"""

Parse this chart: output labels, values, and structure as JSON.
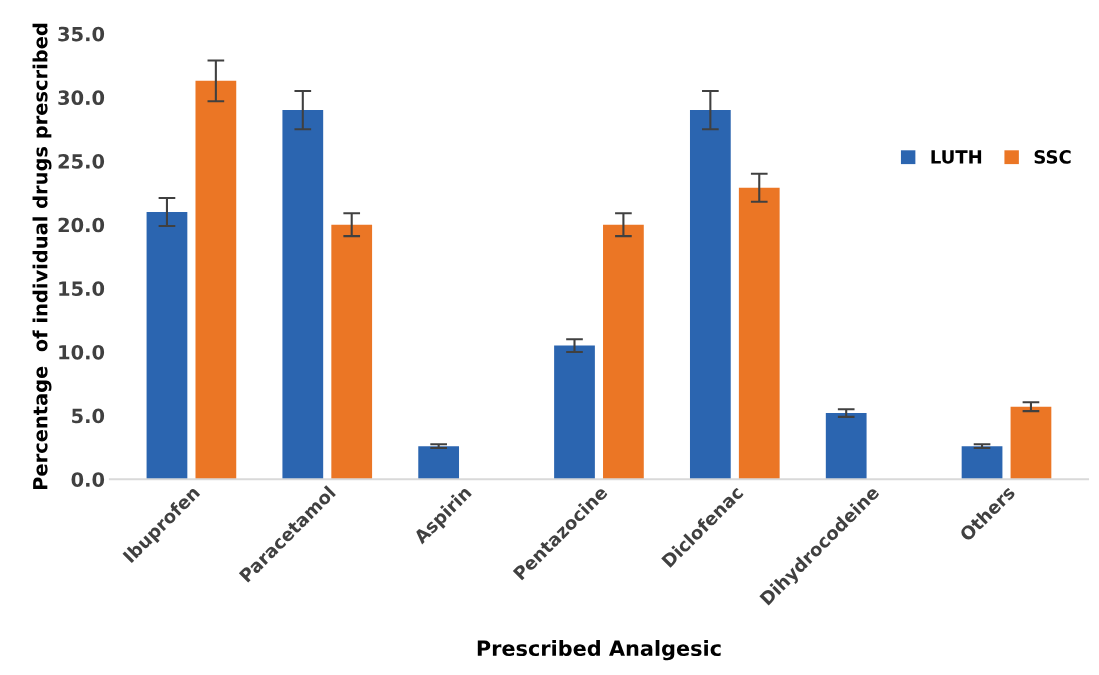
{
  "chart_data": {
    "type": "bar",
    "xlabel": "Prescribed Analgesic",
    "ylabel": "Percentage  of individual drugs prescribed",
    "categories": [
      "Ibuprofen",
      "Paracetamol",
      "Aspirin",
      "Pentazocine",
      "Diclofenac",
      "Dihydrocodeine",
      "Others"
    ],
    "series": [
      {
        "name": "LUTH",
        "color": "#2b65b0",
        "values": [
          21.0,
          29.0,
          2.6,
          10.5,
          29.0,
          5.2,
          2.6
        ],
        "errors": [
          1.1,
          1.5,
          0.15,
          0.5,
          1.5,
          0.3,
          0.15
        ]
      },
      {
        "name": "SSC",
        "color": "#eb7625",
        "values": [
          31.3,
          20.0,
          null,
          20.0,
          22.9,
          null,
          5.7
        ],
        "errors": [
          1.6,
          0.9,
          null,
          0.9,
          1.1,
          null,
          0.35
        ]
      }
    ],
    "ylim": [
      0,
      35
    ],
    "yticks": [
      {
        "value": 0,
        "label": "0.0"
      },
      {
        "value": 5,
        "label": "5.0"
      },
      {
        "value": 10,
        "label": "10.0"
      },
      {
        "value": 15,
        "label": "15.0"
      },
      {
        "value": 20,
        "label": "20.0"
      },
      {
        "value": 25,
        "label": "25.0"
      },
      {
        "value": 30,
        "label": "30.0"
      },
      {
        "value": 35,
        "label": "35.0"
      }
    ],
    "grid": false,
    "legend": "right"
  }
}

"""

GOAL
Output the material word for word, omitting its pictures.

EXERCISE RESPONSE
Parse this chart: output labels, values, and structure as JSON.
{
  "chart_data": {
    "type": "bar",
    "xlabel": "Prescribed Analgesic",
    "ylabel": "Percentage  of individual drugs prescribed",
    "categories": [
      "Ibuprofen",
      "Paracetamol",
      "Aspirin",
      "Pentazocine",
      "Diclofenac",
      "Dihydrocodeine",
      "Others"
    ],
    "series": [
      {
        "name": "LUTH",
        "color": "#2b65b0",
        "values": [
          21.0,
          29.0,
          2.6,
          10.5,
          29.0,
          5.2,
          2.6
        ],
        "errors": [
          1.1,
          1.5,
          0.15,
          0.5,
          1.5,
          0.3,
          0.15
        ]
      },
      {
        "name": "SSC",
        "color": "#eb7625",
        "values": [
          31.3,
          20.0,
          null,
          20.0,
          22.9,
          null,
          5.7
        ],
        "errors": [
          1.6,
          0.9,
          null,
          0.9,
          1.1,
          null,
          0.35
        ]
      }
    ],
    "ylim": [
      0,
      35
    ],
    "yticks": [
      {
        "value": 0,
        "label": "0.0"
      },
      {
        "value": 5,
        "label": "5.0"
      },
      {
        "value": 10,
        "label": "10.0"
      },
      {
        "value": 15,
        "label": "15.0"
      },
      {
        "value": 20,
        "label": "20.0"
      },
      {
        "value": 25,
        "label": "25.0"
      },
      {
        "value": 30,
        "label": "30.0"
      },
      {
        "value": 35,
        "label": "35.0"
      }
    ],
    "grid": false,
    "legend": "right"
  }
}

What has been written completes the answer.